_Required tasks_
[1] In the piece on choosing an authentication provider, under what condition does it recommend using Auth0 or Okta?
[2] Continue the piece on choosing an authentication provider from where it stops.

_Text shown_
For teams that want full sovereignty — every pixel, every callback, every token — choose Ory or SuperTokens. Ory's Kratos gives you the most flexible flow engine on the market, and SuperTokens' "override" pattern lets you replace any function in the auth flow with your own code. Both are excellent if you have one engineer who actually wants to own auth.
If you're already in the Google Cloud ecosystem, Firebase Authentication is the path of least resistance, but accept the trade-off: the login UI is harder to brand, and you'll be writing your own React components instead of theming a pre-built widget.
Avoid the temptation to pick Auth0 or Okta just because they're the famous names. Both work, but their pricing scales aggressively, and you'll pay enterprise rates for features (custom domains, branded emails) that open-source competitors include free. Use them only if your buyer specifically demands SOC 2 reports from a brand-name vendor.
Next step: pick two from this list, spin up a free tier, and try to make the Google button match your brand button — fonts, radius, spacing. The one that gets you there in under an hour is the one you should ship with. Also worth reading: our guide on the best open-source authentication tools.
Frequently Asked Questions
Can I customize the Google or GitHub login button without breaking their brand guidelines?
Yes — Google and GitHub allow custom buttons as long as the official logo and color are used somewhere. You can fully match your app's typography, padding, and corner radius. All providers in this list let you replace the default button entirely; they just hand back the OAuth URL.
Which identity provider supports the most social login providers out of the box?
Keycloak and Ory support the most via their generic OIDC/OAuth2 connectors — essentially anything that speaks the standard. For pre-built integrations with consumer providers (Apple, Discord, TikTok, LinkedIn), Logto and Auth0 have the largest catalog with one-click setup.

_Source data_
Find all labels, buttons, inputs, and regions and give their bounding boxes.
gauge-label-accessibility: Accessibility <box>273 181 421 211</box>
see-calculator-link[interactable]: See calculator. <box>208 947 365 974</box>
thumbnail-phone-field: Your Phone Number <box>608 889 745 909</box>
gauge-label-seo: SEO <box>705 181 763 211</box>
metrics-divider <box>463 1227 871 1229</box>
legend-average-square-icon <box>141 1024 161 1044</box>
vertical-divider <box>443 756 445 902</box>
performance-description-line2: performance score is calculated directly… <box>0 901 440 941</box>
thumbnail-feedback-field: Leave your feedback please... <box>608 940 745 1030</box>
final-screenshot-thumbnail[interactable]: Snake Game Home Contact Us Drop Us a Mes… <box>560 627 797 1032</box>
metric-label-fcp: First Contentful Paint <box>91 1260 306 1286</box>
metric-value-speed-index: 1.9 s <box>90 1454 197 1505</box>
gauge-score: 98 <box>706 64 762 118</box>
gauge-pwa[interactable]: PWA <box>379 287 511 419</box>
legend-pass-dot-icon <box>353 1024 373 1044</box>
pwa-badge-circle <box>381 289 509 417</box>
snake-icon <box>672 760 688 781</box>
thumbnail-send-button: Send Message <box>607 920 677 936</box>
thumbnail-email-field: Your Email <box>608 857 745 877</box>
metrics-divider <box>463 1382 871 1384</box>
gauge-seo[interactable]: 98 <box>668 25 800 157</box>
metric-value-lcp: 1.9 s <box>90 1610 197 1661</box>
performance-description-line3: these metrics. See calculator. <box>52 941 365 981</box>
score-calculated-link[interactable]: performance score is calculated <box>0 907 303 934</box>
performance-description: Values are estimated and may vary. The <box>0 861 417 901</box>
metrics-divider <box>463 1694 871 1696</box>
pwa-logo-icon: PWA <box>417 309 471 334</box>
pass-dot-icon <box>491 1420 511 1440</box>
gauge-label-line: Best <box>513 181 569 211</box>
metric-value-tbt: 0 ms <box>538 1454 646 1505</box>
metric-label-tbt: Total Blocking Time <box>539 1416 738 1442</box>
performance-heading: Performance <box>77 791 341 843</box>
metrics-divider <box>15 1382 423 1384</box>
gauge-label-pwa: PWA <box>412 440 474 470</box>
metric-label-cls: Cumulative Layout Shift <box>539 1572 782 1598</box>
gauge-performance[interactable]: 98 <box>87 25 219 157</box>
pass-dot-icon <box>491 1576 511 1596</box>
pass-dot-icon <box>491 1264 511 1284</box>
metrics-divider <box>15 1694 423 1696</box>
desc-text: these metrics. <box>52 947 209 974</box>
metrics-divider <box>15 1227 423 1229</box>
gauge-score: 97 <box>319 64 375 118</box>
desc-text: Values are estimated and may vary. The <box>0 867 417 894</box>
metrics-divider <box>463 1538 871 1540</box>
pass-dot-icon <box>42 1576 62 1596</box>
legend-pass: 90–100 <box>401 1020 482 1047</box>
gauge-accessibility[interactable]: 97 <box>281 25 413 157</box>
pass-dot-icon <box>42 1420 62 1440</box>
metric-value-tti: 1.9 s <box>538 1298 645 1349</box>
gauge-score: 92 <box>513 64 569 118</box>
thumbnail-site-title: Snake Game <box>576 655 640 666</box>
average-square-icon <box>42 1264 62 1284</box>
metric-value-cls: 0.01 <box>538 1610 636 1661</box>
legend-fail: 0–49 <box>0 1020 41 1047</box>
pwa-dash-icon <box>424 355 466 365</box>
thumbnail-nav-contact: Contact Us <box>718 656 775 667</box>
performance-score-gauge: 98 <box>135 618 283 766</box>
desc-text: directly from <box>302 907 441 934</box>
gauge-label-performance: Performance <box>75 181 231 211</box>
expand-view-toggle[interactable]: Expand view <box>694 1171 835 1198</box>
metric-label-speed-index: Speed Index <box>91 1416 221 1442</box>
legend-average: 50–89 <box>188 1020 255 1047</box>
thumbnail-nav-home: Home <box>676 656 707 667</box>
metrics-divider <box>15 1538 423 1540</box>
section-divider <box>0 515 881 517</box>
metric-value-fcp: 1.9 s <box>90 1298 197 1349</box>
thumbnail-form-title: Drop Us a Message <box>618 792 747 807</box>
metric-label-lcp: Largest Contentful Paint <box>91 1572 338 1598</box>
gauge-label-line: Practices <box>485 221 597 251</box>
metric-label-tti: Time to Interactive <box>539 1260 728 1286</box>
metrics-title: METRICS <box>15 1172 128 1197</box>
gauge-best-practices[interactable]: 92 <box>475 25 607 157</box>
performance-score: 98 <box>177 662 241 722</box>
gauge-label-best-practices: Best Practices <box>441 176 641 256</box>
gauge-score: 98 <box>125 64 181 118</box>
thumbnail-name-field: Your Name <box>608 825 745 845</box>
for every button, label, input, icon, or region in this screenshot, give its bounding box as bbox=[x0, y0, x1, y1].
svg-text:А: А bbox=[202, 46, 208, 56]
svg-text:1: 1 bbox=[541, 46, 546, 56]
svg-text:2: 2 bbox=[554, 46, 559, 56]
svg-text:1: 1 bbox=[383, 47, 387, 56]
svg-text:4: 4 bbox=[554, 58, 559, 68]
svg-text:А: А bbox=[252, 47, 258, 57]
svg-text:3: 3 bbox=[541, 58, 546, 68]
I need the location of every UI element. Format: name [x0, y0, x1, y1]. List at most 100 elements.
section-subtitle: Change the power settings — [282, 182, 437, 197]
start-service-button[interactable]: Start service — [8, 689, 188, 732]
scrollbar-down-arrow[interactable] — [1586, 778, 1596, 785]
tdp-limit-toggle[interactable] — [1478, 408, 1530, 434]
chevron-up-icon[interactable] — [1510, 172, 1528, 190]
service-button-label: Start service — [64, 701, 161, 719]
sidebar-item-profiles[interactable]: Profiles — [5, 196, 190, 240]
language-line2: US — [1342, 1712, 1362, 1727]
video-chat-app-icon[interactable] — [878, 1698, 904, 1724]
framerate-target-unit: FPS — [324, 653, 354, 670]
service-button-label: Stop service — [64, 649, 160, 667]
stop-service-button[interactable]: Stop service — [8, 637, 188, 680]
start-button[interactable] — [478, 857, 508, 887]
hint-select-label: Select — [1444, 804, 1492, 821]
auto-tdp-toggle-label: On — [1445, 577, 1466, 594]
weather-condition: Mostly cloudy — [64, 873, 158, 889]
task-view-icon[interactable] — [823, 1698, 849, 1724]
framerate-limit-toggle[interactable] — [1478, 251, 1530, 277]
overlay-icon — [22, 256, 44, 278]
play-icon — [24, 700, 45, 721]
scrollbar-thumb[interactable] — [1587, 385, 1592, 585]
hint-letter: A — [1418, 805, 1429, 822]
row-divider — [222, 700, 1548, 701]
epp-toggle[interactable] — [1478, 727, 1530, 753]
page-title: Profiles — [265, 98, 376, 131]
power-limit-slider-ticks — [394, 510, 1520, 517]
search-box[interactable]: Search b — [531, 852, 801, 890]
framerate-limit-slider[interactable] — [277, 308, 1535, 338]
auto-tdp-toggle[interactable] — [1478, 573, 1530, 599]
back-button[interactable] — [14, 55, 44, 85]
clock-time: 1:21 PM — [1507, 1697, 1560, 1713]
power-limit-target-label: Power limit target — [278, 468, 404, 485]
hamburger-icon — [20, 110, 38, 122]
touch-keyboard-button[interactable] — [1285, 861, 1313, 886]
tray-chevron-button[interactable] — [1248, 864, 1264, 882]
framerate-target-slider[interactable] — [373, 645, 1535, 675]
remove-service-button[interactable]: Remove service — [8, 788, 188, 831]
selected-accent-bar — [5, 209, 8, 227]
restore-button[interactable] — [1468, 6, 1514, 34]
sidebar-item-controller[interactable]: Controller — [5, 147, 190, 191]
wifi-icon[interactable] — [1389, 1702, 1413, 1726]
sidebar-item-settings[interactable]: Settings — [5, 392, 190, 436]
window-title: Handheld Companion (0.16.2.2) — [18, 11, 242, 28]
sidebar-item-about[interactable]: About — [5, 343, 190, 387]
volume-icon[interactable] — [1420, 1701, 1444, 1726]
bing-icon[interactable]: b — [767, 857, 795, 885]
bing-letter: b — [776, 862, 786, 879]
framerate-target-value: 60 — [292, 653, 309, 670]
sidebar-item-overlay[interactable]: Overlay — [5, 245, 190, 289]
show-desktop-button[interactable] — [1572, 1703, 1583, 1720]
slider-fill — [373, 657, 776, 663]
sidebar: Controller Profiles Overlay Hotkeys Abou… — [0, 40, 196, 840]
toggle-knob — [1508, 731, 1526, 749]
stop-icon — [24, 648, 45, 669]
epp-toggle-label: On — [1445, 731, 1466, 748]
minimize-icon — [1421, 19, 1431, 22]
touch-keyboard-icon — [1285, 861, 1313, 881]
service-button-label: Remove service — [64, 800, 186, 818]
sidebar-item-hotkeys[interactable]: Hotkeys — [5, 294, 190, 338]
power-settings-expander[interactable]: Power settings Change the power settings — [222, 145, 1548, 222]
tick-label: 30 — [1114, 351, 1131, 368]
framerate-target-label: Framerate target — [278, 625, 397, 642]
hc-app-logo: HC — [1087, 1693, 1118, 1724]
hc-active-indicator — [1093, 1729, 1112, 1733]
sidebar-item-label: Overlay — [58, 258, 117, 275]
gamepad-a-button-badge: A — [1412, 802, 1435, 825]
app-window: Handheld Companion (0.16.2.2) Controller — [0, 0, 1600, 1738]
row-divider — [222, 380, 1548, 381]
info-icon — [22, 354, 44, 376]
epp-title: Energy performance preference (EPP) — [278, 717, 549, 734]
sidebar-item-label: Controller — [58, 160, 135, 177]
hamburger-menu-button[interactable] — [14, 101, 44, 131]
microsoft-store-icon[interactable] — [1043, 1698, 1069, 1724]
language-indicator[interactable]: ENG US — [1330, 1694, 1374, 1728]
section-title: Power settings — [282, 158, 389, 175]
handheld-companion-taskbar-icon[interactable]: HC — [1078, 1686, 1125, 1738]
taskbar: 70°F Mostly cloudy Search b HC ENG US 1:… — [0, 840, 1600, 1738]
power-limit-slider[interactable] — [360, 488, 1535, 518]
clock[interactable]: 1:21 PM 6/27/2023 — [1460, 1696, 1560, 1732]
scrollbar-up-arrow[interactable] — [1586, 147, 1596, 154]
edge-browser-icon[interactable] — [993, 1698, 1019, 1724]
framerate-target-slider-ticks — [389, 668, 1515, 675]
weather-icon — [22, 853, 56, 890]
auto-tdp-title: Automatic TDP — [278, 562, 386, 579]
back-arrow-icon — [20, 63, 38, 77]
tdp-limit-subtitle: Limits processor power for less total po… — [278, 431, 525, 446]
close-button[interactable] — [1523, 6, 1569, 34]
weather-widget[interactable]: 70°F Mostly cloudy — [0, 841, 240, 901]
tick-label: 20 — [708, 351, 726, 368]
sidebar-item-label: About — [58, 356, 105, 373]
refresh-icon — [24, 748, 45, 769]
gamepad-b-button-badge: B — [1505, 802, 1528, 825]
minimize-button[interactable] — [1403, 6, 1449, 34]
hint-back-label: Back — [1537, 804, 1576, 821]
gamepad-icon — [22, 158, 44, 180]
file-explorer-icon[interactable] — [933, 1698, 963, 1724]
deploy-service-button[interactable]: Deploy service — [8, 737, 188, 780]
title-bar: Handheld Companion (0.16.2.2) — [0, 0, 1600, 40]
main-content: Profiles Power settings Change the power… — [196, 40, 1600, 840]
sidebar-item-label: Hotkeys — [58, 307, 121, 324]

_Solved problems_
[1] Only if your buyer specifically demands SOC 2 reports from a brand-name vendor.

[2]
Can I request custom OAuth scopes like GitHub's 'repo' or Google's 'drive.file'?
Yes, but the ease varies. Logto, ZITADEL, Ory, SuperTokens, and Keycloak let you configure scopes per connector in their admin UI. Firebase and Auth0 require workarounds (custom OAuth providers or Actions) to request non-default scopes. Always verify the returned access token is stored and refreshable if you need API access later.
Self-hosted vs. managed — which is better for branded social login?
Self-hosted (Keycloak, Ory, SuperTokens, ZITADEL community edition) gives you full theme and callback control with zero per-user cost. Managed (Logto Cloud, Auth0, Firebase) saves operational overhead but limits branding on lower tiers (custom domains and email branding are often paywalled). For early-stage products, start managed; for scale or strict branding needs, self-host.
How do I store the access token from Google or GitHub to call their APIs later?
All open-source options (SuperTokens, Ory, Keycloak, ZITADEL, Logto) expose the social provider's access token in the post-auth callback so you can persist it. Firebase exposes it once but requires manual storage. Auth0 stores it via the Management API. Always confirm refresh tokens are returned if you need long-lived API access.